● About this exercise: Look through the entries for the string "ylabel" and copy every line where it shows up.

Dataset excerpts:

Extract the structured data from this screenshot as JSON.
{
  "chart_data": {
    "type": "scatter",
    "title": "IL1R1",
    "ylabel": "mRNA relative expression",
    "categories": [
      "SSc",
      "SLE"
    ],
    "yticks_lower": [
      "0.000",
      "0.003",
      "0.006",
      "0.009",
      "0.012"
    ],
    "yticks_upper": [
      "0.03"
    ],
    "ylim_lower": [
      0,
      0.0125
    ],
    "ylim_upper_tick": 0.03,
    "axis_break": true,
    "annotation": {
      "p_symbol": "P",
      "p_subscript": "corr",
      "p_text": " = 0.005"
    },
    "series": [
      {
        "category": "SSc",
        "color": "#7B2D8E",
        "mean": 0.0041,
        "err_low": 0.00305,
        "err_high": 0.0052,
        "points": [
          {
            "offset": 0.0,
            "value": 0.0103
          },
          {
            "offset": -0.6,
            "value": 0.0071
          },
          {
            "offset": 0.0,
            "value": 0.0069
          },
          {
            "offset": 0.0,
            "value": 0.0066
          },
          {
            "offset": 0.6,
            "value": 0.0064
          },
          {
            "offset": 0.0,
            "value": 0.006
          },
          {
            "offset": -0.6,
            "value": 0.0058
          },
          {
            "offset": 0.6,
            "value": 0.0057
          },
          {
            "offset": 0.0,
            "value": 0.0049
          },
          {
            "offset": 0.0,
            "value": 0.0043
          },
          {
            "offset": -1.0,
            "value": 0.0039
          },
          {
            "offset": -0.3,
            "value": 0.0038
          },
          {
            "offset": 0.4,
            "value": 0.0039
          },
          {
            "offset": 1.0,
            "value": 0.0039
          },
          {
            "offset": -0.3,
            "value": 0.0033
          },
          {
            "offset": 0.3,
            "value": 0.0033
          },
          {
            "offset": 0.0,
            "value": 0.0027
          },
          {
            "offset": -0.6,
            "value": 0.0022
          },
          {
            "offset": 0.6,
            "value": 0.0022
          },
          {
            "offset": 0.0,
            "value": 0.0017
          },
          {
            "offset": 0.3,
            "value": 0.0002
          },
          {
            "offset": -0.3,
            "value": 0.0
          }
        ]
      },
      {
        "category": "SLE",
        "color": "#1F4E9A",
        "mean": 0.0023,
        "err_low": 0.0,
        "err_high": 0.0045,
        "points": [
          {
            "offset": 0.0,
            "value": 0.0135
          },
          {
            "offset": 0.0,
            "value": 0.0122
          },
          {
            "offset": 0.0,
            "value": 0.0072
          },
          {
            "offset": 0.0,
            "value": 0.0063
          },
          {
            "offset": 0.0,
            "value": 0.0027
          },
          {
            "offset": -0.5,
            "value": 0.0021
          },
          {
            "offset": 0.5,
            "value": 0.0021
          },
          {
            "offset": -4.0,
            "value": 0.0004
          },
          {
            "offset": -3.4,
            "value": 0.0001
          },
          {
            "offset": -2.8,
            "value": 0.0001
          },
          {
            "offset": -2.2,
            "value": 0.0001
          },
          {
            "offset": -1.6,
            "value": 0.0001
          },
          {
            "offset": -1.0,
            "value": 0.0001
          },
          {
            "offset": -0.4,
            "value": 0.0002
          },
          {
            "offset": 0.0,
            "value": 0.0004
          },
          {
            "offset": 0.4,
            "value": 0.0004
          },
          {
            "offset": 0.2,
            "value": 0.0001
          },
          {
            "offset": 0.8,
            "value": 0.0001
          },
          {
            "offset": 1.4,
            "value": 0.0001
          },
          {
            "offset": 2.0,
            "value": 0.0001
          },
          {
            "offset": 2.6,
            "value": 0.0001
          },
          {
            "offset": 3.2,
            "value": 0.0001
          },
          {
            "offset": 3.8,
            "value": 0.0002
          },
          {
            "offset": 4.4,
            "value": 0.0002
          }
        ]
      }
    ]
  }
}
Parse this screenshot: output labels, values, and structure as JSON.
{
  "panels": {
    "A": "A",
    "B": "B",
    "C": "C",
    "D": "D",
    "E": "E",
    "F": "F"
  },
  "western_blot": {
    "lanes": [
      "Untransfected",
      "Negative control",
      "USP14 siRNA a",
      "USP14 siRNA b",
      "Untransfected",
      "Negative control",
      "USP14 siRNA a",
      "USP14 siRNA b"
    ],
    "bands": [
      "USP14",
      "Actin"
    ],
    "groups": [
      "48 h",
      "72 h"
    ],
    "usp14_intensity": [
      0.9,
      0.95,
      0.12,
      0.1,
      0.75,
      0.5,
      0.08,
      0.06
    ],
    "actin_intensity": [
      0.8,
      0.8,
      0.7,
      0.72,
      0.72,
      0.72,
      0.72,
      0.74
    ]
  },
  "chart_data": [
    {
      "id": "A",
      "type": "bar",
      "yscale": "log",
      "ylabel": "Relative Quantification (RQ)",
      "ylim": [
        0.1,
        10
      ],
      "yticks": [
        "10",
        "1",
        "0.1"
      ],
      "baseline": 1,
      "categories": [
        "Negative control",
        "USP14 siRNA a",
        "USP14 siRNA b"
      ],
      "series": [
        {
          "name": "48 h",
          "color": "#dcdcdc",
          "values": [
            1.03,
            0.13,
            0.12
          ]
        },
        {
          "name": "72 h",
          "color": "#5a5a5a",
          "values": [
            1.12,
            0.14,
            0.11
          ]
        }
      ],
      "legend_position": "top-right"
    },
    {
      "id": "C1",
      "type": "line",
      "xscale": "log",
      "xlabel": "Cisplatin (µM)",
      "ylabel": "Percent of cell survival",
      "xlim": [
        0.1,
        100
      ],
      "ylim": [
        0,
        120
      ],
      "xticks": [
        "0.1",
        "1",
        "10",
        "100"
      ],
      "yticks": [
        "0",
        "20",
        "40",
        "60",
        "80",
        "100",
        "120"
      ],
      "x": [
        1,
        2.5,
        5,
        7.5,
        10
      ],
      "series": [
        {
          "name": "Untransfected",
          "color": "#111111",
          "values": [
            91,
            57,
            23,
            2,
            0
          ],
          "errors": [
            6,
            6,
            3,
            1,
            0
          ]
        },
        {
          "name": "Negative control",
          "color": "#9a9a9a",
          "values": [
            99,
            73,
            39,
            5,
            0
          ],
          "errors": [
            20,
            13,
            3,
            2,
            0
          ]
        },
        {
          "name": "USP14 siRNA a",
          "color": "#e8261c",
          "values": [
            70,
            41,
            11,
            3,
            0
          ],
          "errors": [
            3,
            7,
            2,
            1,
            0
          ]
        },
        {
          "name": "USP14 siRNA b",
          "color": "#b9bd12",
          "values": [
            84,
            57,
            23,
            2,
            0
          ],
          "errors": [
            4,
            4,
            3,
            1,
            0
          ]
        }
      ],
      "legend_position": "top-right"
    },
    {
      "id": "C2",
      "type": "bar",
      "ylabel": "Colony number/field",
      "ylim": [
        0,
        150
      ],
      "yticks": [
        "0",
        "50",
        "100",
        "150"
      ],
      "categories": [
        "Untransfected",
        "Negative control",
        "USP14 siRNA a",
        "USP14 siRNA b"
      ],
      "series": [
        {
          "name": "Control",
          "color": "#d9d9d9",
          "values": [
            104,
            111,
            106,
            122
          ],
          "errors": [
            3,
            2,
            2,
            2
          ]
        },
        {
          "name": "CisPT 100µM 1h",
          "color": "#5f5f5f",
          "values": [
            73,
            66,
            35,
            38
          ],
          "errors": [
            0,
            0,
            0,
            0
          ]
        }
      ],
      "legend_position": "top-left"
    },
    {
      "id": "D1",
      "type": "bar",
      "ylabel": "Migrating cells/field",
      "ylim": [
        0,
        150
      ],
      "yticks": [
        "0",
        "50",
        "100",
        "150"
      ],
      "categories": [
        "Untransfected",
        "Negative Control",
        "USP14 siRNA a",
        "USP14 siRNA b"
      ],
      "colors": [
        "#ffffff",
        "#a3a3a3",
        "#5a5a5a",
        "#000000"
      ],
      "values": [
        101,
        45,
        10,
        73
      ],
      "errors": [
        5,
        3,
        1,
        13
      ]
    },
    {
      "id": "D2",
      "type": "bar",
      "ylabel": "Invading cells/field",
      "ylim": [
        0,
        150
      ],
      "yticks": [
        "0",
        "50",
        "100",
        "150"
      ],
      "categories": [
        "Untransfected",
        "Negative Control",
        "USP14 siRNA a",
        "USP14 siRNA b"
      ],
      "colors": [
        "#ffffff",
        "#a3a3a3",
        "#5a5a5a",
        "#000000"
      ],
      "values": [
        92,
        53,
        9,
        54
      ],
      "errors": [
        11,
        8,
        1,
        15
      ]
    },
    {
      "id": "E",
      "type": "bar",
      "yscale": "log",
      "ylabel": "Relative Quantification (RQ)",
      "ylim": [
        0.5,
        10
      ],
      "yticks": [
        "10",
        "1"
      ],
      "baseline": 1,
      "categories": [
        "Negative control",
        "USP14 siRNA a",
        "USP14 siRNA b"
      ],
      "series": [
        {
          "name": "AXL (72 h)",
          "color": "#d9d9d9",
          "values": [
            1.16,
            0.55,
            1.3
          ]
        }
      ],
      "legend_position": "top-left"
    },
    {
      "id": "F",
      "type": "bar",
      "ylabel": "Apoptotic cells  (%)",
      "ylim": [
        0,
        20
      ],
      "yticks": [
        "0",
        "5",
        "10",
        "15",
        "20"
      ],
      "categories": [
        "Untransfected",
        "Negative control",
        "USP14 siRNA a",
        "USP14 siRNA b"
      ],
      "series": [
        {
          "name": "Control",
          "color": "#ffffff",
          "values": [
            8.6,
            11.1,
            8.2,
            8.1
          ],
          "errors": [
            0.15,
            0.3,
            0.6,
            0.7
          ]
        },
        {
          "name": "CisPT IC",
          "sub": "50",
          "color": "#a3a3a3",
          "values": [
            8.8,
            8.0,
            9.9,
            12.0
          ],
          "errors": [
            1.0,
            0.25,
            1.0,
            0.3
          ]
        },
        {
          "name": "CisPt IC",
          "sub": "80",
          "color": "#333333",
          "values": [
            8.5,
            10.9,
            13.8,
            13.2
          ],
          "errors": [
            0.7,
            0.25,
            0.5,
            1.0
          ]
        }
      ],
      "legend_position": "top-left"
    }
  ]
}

● Written answer:
    "ylabel": "mRNA relative expression",
      "ylabel": "Relative Quantification (RQ)",
      "ylabel": "Percent of cell survival",
      "ylabel": "Colony number/field",
      "ylabel": "Migrating cells/field",
      "ylabel": "Invading cells/field",
      "ylabel": "Relative Quantification (RQ)",
      "ylabel": "Apoptotic cells  (%)",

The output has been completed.